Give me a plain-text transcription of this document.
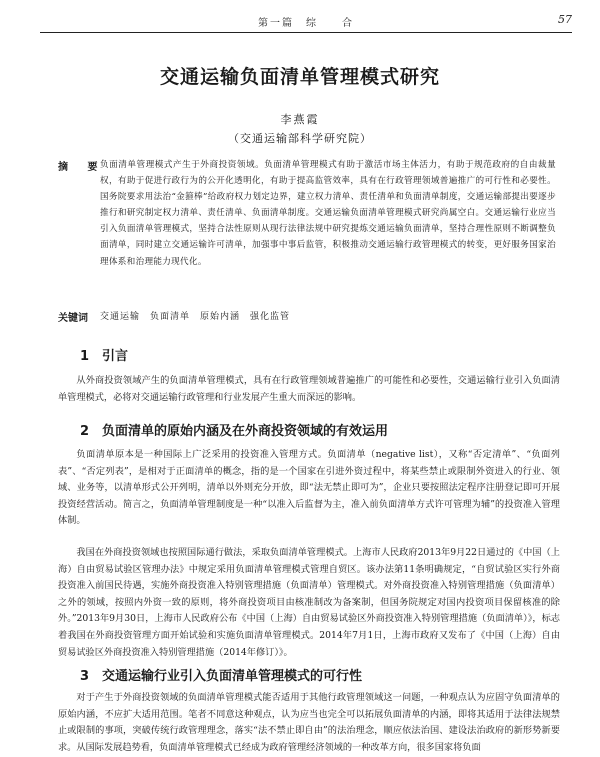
第一篇　综　　合	57
交通运输负面清单管理模式研究
李燕霞
（交通运输部科学研究院）
摘 要
负面清单管理模式产生于外商投资领域。负面清单管理模式有助于激活市场主体活力，有助于规范政府的自由裁量权，有助于促进行政行为的公开化透明化，有助于提高监管效率，具有在行政管理领域普遍推广的可行性和必要性。国务院要求用法治“金箍棒”给政府权力划定边界，建立权力清单、责任清单和负面清单制度，交通运输部提出要逐步推行和研究制定权力清单、责任清单、负面清单制度。交通运输负面清单管理模式研究尚属空白。交通运输行业应当引入负面清单管理模式，坚持合法性原则从现行法律法规中研究提炼交通运输负面清单，坚持合理性原则不断调整负面清单，同时建立交通运输许可清单，加强事中事后监管，积极推动交通运输行政管理模式的转变，更好服务国家治理体系和治理能力现代化。
关键词 交通运输　负面清单　原始内涵　强化监管
1 引言
从外商投资领域产生的负面清单管理模式，具有在行政管理领域普遍推广的可能性和必要性，交通运输行业引入负面清单管理模式，必将对交通运输行政管理和行业发展产生重大而深远的影响。
2 负面清单的原始内涵及在外商投资领域的有效运用
负面清单原本是一种国际上广泛采用的投资准入管理方式。负面清单（negative list），又称“否定清单”、“负面列表”、“否定列表”，是相对于正面清单的概念，指的是一个国家在引进外资过程中，将某些禁止或限制外资进入的行业、领域、业务等，以清单形式公开列明，清单以外则充分开放，即“法无禁止即可为”，企业只要按照法定程序注册登记即可开展投资经营活动。简言之，负面清单管理制度是一种“以准入后监督为主，准入前负面清单方式许可管理为辅”的投资准入管理体制。
我国在外商投资领域也按照国际通行做法，采取负面清单管理模式。上海市人民政府2013年9月22日通过的《中国（上海）自由贸易试验区管理办法》中规定采用负面清单管理模式管理自贸区。该办法第11条明确规定，“自贸试验区实行外商投资准入前国民待遇，实施外商投资准入特别管理措施（负面清单）管理模式。对外商投资准入特别管理措施（负面清单）之外的领域，按照内外资一致的原则，将外商投资项目由核准制改为备案制，但国务院规定对国内投资项目保留核准的除外。”2013年9月30日，上海市人民政府公布《中国（上海）自由贸易试验区外商投资准入特别管理措施（负面清单）》，标志着我国在外商投资管理方面开始试验和实施负面清单管理模式。2014年7月1日，上海市政府又发布了《中国（上海）自由贸易试验区外商投资准入特别管理措施（2014年修订）》。
3 交通运输行业引入负面清单管理模式的可行性
对于产生于外商投资领域的负面清单管理模式能否适用于其他行政管理领域这一问题，一种观点认为应固守负面清单的原始内涵，不应扩大适用范围。笔者不同意这种观点，认为应当也完全可以拓展负面清单的内涵，即将其适用于法律法规禁止或限制的事项，突破传统行政管理理念，落实“法不禁止即自由”的法治理念，顺应依法治国、建设法治政府的新形势新要求。 从国际发展趋势看，负面清单管理模式已经成为政府管理经济领域的一种改革方向，很多国家将负面
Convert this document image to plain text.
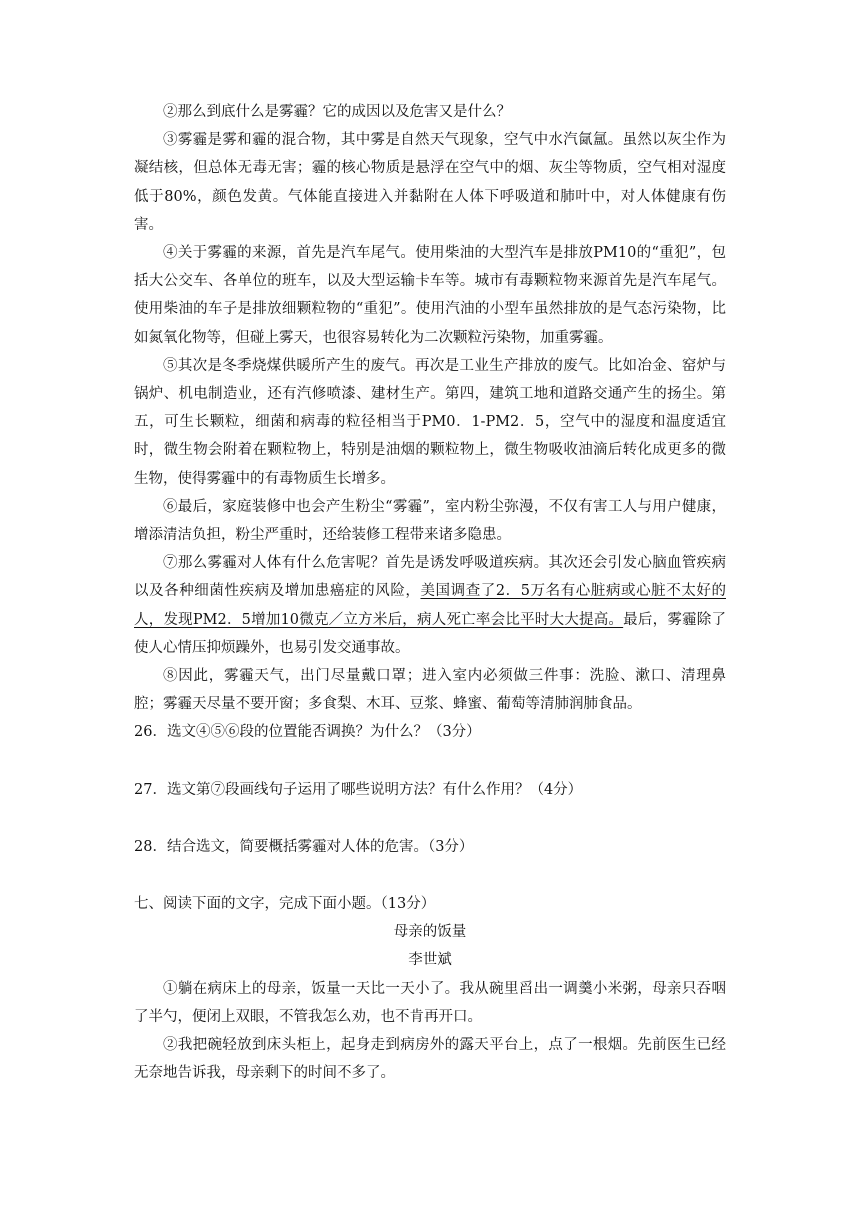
②那么到底什么是雾霾？它的成因以及危害又是什么？

③雾霾是雾和霾的混合物，其中雾是自然天气现象，空气中水汽氤氲。虽然以灰尘作为凝结核，但总体无毒无害；霾的核心物质是悬浮在空气中的烟、灰尘等物质，空气相对湿度低于80%，颜色发黄。气体能直接进入并黏附在人体下呼吸道和肺叶中，对人体健康有伤害。

④关于雾霾的来源，首先是汽车尾气。使用柴油的大型汽车是排放PM10的“重犯”，包括大公交车、各单位的班车，以及大型运输卡车等。城市有毒颗粒物来源首先是汽车尾气。使用柴油的车子是排放细颗粒物的“重犯”。使用汽油的小型车虽然排放的是气态污染物，比如氮氧化物等，但碰上雾天，也很容易转化为二次颗粒污染物，加重雾霾。

⑤其次是冬季烧煤供暖所产生的废气。再次是工业生产排放的废气。比如冶金、窑炉与锅炉、机电制造业，还有汽修喷漆、建材生产。第四，建筑工地和道路交通产生的扬尘。第五，可生长颗粒，细菌和病毒的粒径相当于PM0．1-PM2．5，空气中的湿度和温度适宜时，微生物会附着在颗粒物上，特别是油烟的颗粒物上，微生物吸收油滴后转化成更多的微生物，使得雾霾中的有毒物质生长增多。

⑥最后，家庭装修中也会产生粉尘“雾霾”，室内粉尘弥漫，不仅有害工人与用户健康，增添清洁负担，粉尘严重时，还给装修工程带来诸多隐患。

⑦那么雾霾对人体有什么危害呢？首先是诱发呼吸道疾病。其次还会引发心脑血管疾病以及各种细菌性疾病及增加患癌症的风险，美国调查了2．5万名有心脏病或心脏不太好的人，发现PM2．5增加10微克／立方米后，病人死亡率会比平时大大提高。最后，雾霾除了使人心情压抑烦躁外，也易引发交通事故。

⑧因此，雾霾天气，出门尽量戴口罩；进入室内必须做三件事：洗脸、漱口、清理鼻腔；雾霾天尽量不要开窗；多食梨、木耳、豆浆、蜂蜜、葡萄等清肺润肺食品。

26．选文④⑤⑥段的位置能否调换？为什么？（3分）

27．选文第⑦段画线句子运用了哪些说明方法？有什么作用？（4分）

28．结合选文，简要概括雾霾对人体的危害。（3分）

七、阅读下面的文字，完成下面小题。（13分）

母亲的饭量

李世斌

①躺在病床上的母亲，饭量一天比一天小了。我从碗里舀出一调羹小米粥，母亲只吞咽了半勺，便闭上双眼，不管我怎么劝，也不肯再开口。

②我把碗轻放到床头柜上，起身走到病房外的露天平台上，点了一根烟。先前医生已经无奈地告诉我，母亲剩下的时间不多了。
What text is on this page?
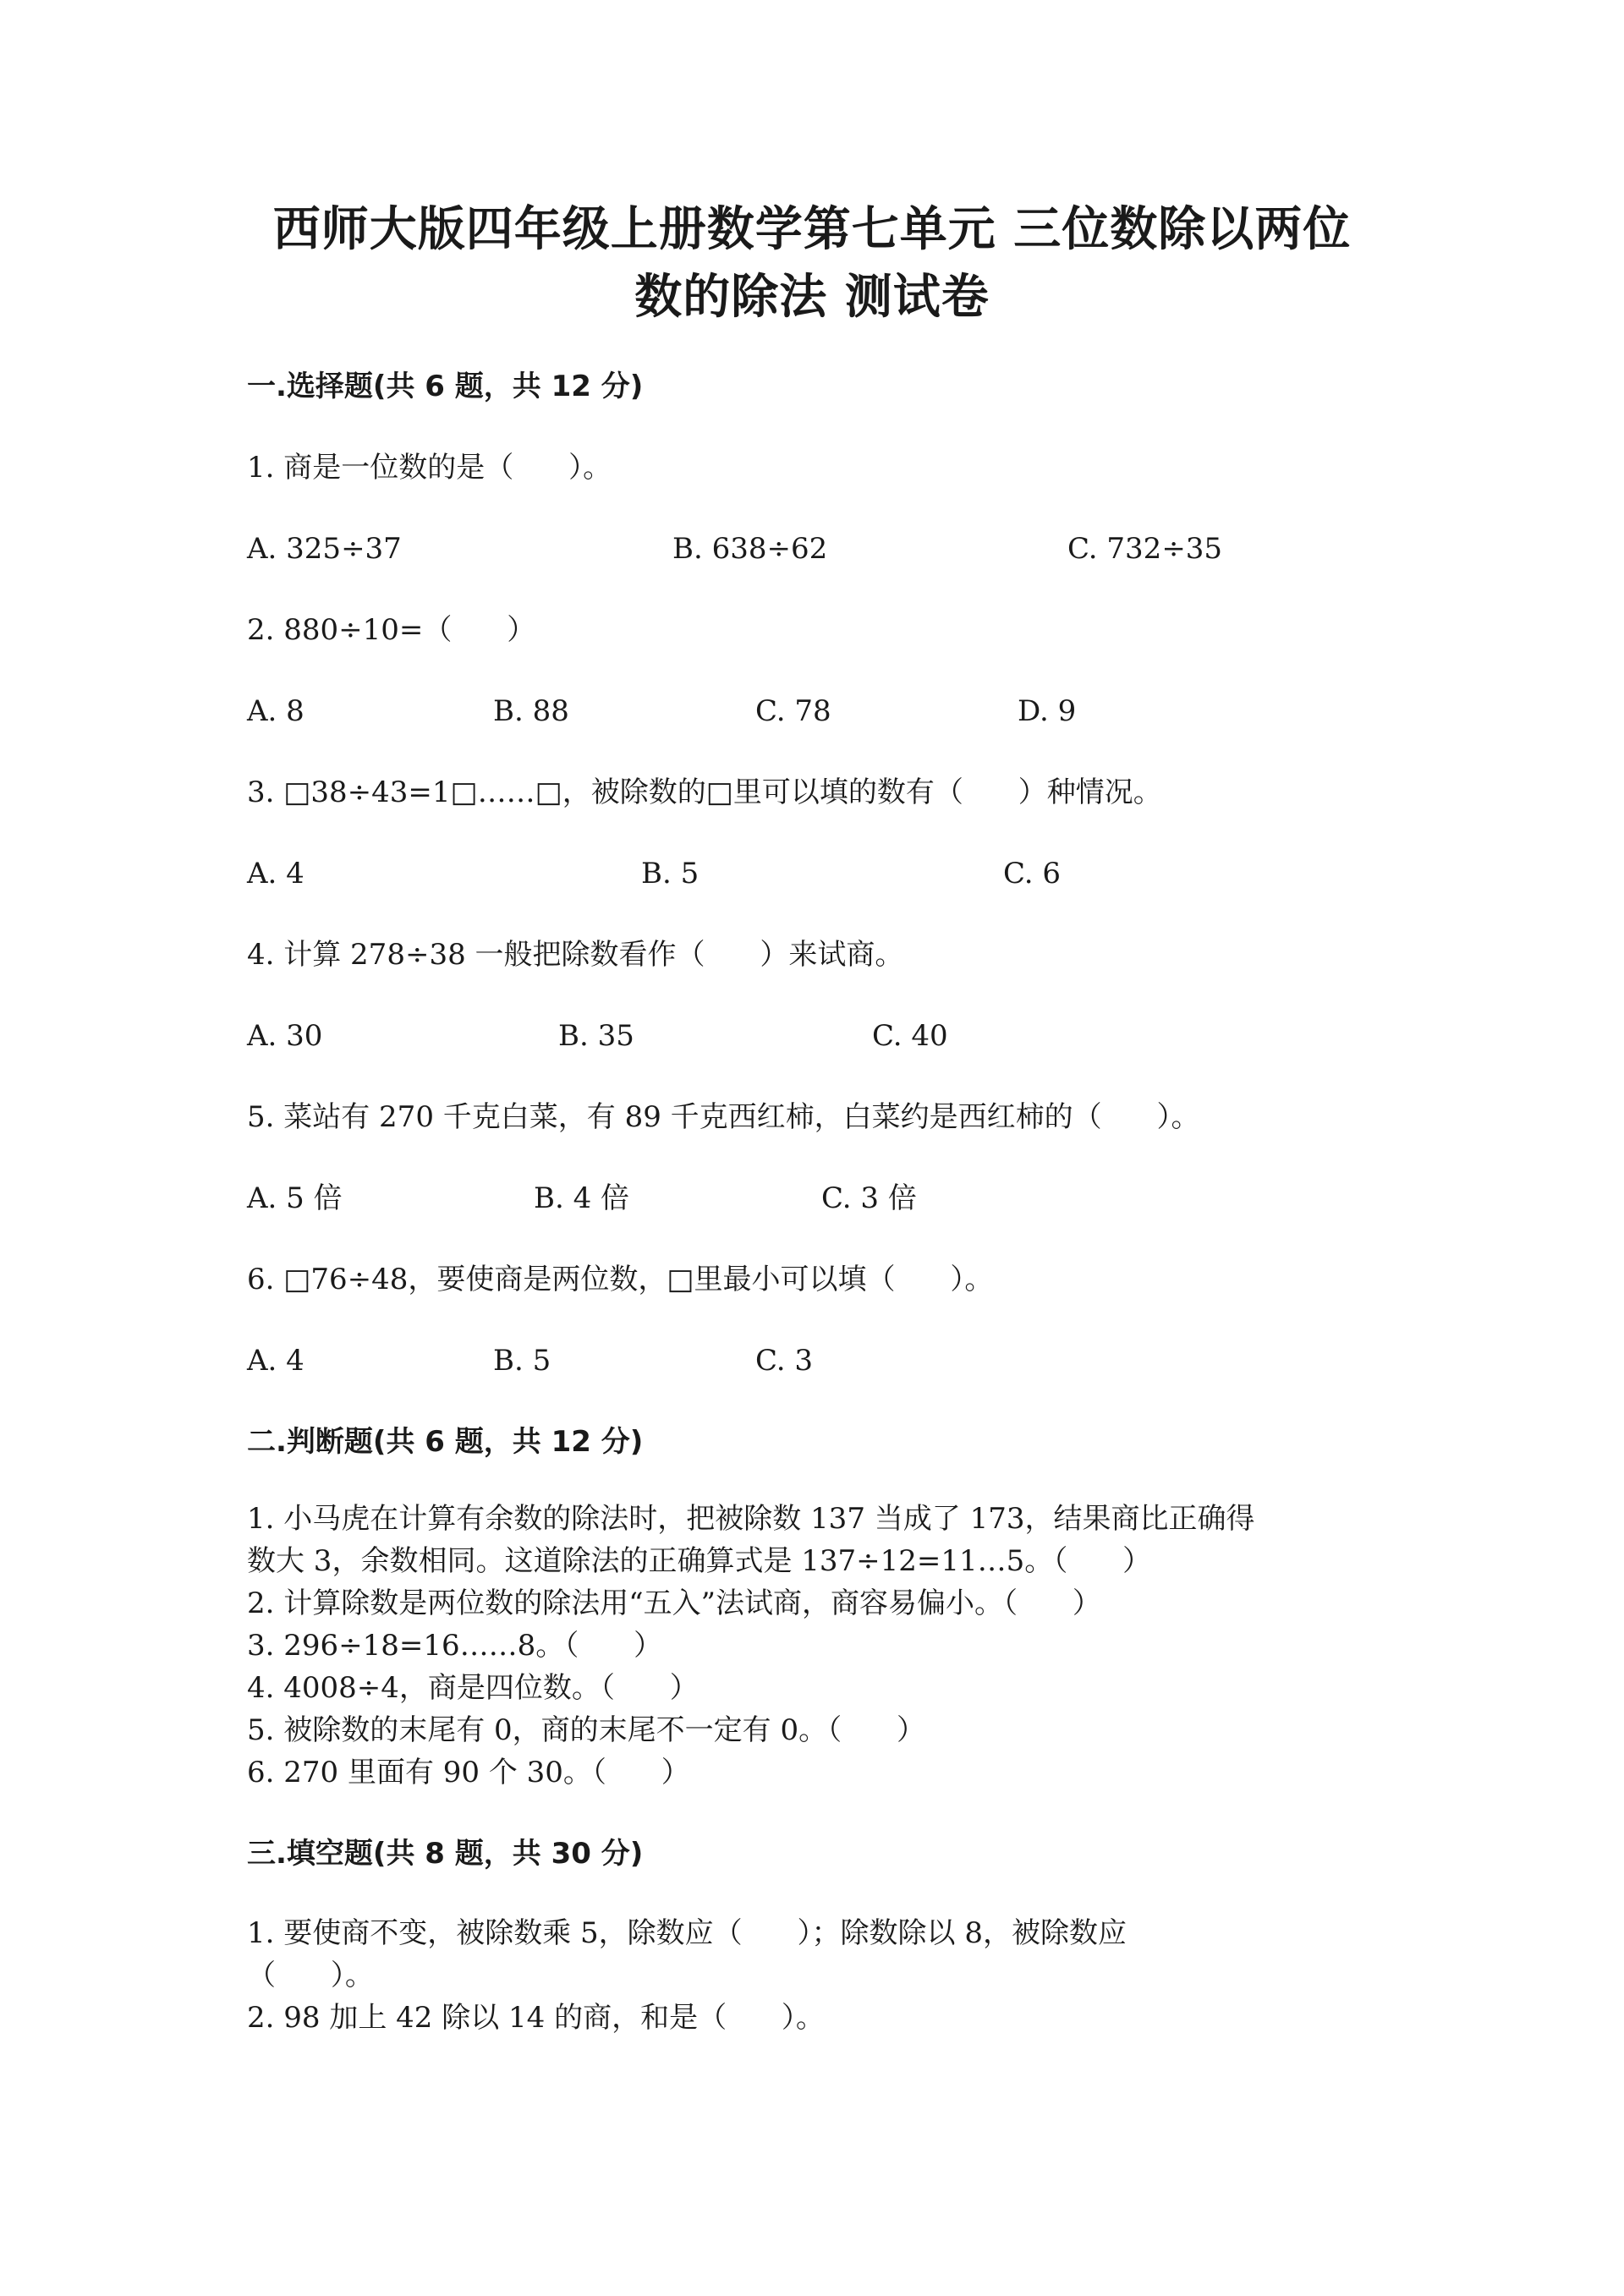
西师大版四年级上册数学第七单元 三位数除以两位
数的除法 测试卷
一.选择题(共 6 题，共 12 分)
1. 商是一位数的是（      ）。
A. 325÷37	B. 638÷62	C. 732÷35
2. 880÷10=（      ）
A. 8	B. 88	C. 78	D. 9
3. □38÷43=1□……□，被除数的□里可以填的数有（      ）种情况。
A. 4	B. 5	C. 6
4. 计算 278÷38 一般把除数看作（      ）来试商。
A. 30	B. 35	C. 40
5. 菜站有 270 千克白菜，有 89 千克西红柿，白菜约是西红柿的（      ）。
A. 5 倍	B. 4 倍	C. 3 倍
6. □76÷48，要使商是两位数，□里最小可以填（      ）。
A. 4	B. 5	C. 3
二.判断题(共 6 题，共 12 分)
1. 小马虎在计算有余数的除法时，把被除数 137 当成了 173，结果商比正确得
数大 3，余数相同。这道除法的正确算式是 137÷12=11…5。（      ）
2. 计算除数是两位数的除法用“五入”法试商，商容易偏小。（      ）
3. 296÷18=16……8。（      ）
4. 4008÷4，商是四位数。（      ）
5. 被除数的末尾有 0，商的末尾不一定有 0。（      ）
6. 270 里面有 90 个 30。（      ）
三.填空题(共 8 题，共 30 分)
1. 要使商不变，被除数乘 5，除数应（      ）；除数除以 8，被除数应
（      ）。
2. 98 加上 42 除以 14 的商，和是（      ）。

_INSTRUCTIONS FOR THE TASK_. Without including any pictures, print each record exactly.

_COMPLETE ANSWER_.
Give me a plain-text transcription of this document.
第一篇　综　　合	57
交通运输负面清单管理模式研究
李燕霞
（交通运输部科学研究院）
摘 要
负面清单管理模式产生于外商投资领域。负面清单管理模式有助于激活市场主体活力，有助于规范政府的自由裁量权，有助于促进行政行为的公开化透明化，有助于提高监管效率，具有在行政管理领域普遍推广的可行性和必要性。国务院要求用法治“金箍棒”给政府权力划定边界，建立权力清单、责任清单和负面清单制度，交通运输部提出要逐步推行和研究制定权力清单、责任清单、负面清单制度。交通运输负面清单管理模式研究尚属空白。交通运输行业应当引入负面清单管理模式，坚持合法性原则从现行法律法规中研究提炼交通运输负面清单，坚持合理性原则不断调整负面清单，同时建立交通运输许可清单，加强事中事后监管，积极推动交通运输行政管理模式的转变，更好服务国家治理体系和治理能力现代化。
关键词 交通运输　负面清单　原始内涵　强化监管
1 引言
从外商投资领域产生的负面清单管理模式，具有在行政管理领域普遍推广的可能性和必要性，交通运输行业引入负面清单管理模式，必将对交通运输行政管理和行业发展产生重大而深远的影响。
2 负面清单的原始内涵及在外商投资领域的有效运用
负面清单原本是一种国际上广泛采用的投资准入管理方式。负面清单（negative list），又称“否定清单”、“负面列表”、“否定列表”，是相对于正面清单的概念，指的是一个国家在引进外资过程中，将某些禁止或限制外资进入的行业、领域、业务等，以清单形式公开列明，清单以外则充分开放，即“法无禁止即可为”，企业只要按照法定程序注册登记即可开展投资经营活动。简言之，负面清单管理制度是一种“以准入后监督为主，准入前负面清单方式许可管理为辅”的投资准入管理体制。
我国在外商投资领域也按照国际通行做法，采取负面清单管理模式。上海市人民政府2013年9月22日通过的《中国（上海）自由贸易试验区管理办法》中规定采用负面清单管理模式管理自贸区。该办法第11条明确规定，“自贸试验区实行外商投资准入前国民待遇，实施外商投资准入特别管理措施（负面清单）管理模式。对外商投资准入特别管理措施（负面清单）之外的领域，按照内外资一致的原则，将外商投资项目由核准制改为备案制，但国务院规定对国内投资项目保留核准的除外。”2013年9月30日，上海市人民政府公布《中国（上海）自由贸易试验区外商投资准入特别管理措施（负面清单）》，标志着我国在外商投资管理方面开始试验和实施负面清单管理模式。2014年7月1日，上海市政府又发布了《中国（上海）自由贸易试验区外商投资准入特别管理措施（2014年修订）》。
3 交通运输行业引入负面清单管理模式的可行性
对于产生于外商投资领域的负面清单管理模式能否适用于其他行政管理领域这一问题，一种观点认为应固守负面清单的原始内涵，不应扩大适用范围。笔者不同意这种观点，认为应当也完全可以拓展负面清单的内涵，即将其适用于法律法规禁止或限制的事项，突破传统行政管理理念，落实“法不禁止即自由”的法治理念，顺应依法治国、建设法治政府的新形势新要求。 从国际发展趋势看，负面清单管理模式已经成为政府管理经济领域的一种改革方向，很多国家将负面
Convert this document image to plain text.
②那么到底什么是雾霾？它的成因以及危害又是什么？

③雾霾是雾和霾的混合物，其中雾是自然天气现象，空气中水汽氤氲。虽然以灰尘作为凝结核，但总体无毒无害；霾的核心物质是悬浮在空气中的烟、灰尘等物质，空气相对湿度低于80%，颜色发黄。气体能直接进入并黏附在人体下呼吸道和肺叶中，对人体健康有伤害。

④关于雾霾的来源，首先是汽车尾气。使用柴油的大型汽车是排放PM10的“重犯”，包括大公交车、各单位的班车，以及大型运输卡车等。城市有毒颗粒物来源首先是汽车尾气。使用柴油的车子是排放细颗粒物的“重犯”。使用汽油的小型车虽然排放的是气态污染物，比如氮氧化物等，但碰上雾天，也很容易转化为二次颗粒污染物，加重雾霾。

⑤其次是冬季烧煤供暖所产生的废气。再次是工业生产排放的废气。比如冶金、窑炉与锅炉、机电制造业，还有汽修喷漆、建材生产。第四，建筑工地和道路交通产生的扬尘。第五，可生长颗粒，细菌和病毒的粒径相当于PM0．1-PM2．5，空气中的湿度和温度适宜时，微生物会附着在颗粒物上，特别是油烟的颗粒物上，微生物吸收油滴后转化成更多的微生物，使得雾霾中的有毒物质生长增多。

⑥最后，家庭装修中也会产生粉尘“雾霾”，室内粉尘弥漫，不仅有害工人与用户健康，增添清洁负担，粉尘严重时，还给装修工程带来诸多隐患。

⑦那么雾霾对人体有什么危害呢？首先是诱发呼吸道疾病。其次还会引发心脑血管疾病以及各种细菌性疾病及增加患癌症的风险，美国调查了2．5万名有心脏病或心脏不太好的人，发现PM2．5增加10微克／立方米后，病人死亡率会比平时大大提高。最后，雾霾除了使人心情压抑烦躁外，也易引发交通事故。

⑧因此，雾霾天气，出门尽量戴口罩；进入室内必须做三件事：洗脸、漱口、清理鼻腔；雾霾天尽量不要开窗；多食梨、木耳、豆浆、蜂蜜、葡萄等清肺润肺食品。

26．选文④⑤⑥段的位置能否调换？为什么？（3分）

27．选文第⑦段画线句子运用了哪些说明方法？有什么作用？（4分）

28．结合选文，简要概括雾霾对人体的危害。（3分）

七、阅读下面的文字，完成下面小题。（13分）

母亲的饭量

李世斌

①躺在病床上的母亲，饭量一天比一天小了。我从碗里舀出一调羹小米粥，母亲只吞咽了半勺，便闭上双眼，不管我怎么劝，也不肯再开口。

②我把碗轻放到床头柜上，起身走到病房外的露天平台上，点了一根烟。先前医生已经无奈地告诉我，母亲剩下的时间不多了。
What text is on this page?
西师大版四年级上册数学第七单元 三位数除以两位
数的除法 测试卷
一.选择题(共 6 题，共 12 分)
1. 商是一位数的是（      ）。
A. 325÷37	B. 638÷62	C. 732÷35
2. 880÷10=（      ）
A. 8	B. 88	C. 78	D. 9
3. □38÷43=1□……□，被除数的□里可以填的数有（      ）种情况。
A. 4	B. 5	C. 6
4. 计算 278÷38 一般把除数看作（      ）来试商。
A. 30	B. 35	C. 40
5. 菜站有 270 千克白菜，有 89 千克西红柿，白菜约是西红柿的（      ）。
A. 5 倍	B. 4 倍	C. 3 倍
6. □76÷48，要使商是两位数，□里最小可以填（      ）。
A. 4	B. 5	C. 3
二.判断题(共 6 题，共 12 分)
1. 小马虎在计算有余数的除法时，把被除数 137 当成了 173，结果商比正确得
数大 3，余数相同。这道除法的正确算式是 137÷12=11…5。（      ）
2. 计算除数是两位数的除法用“五入”法试商，商容易偏小。（      ）
3. 296÷18=16……8。（      ）
4. 4008÷4，商是四位数。（      ）
5. 被除数的末尾有 0，商的末尾不一定有 0。（      ）
6. 270 里面有 90 个 30。（      ）
三.填空题(共 8 题，共 30 分)
1. 要使商不变，被除数乘 5，除数应（      ）；除数除以 8，被除数应
（      ）。
2. 98 加上 42 除以 14 的商，和是（      ）。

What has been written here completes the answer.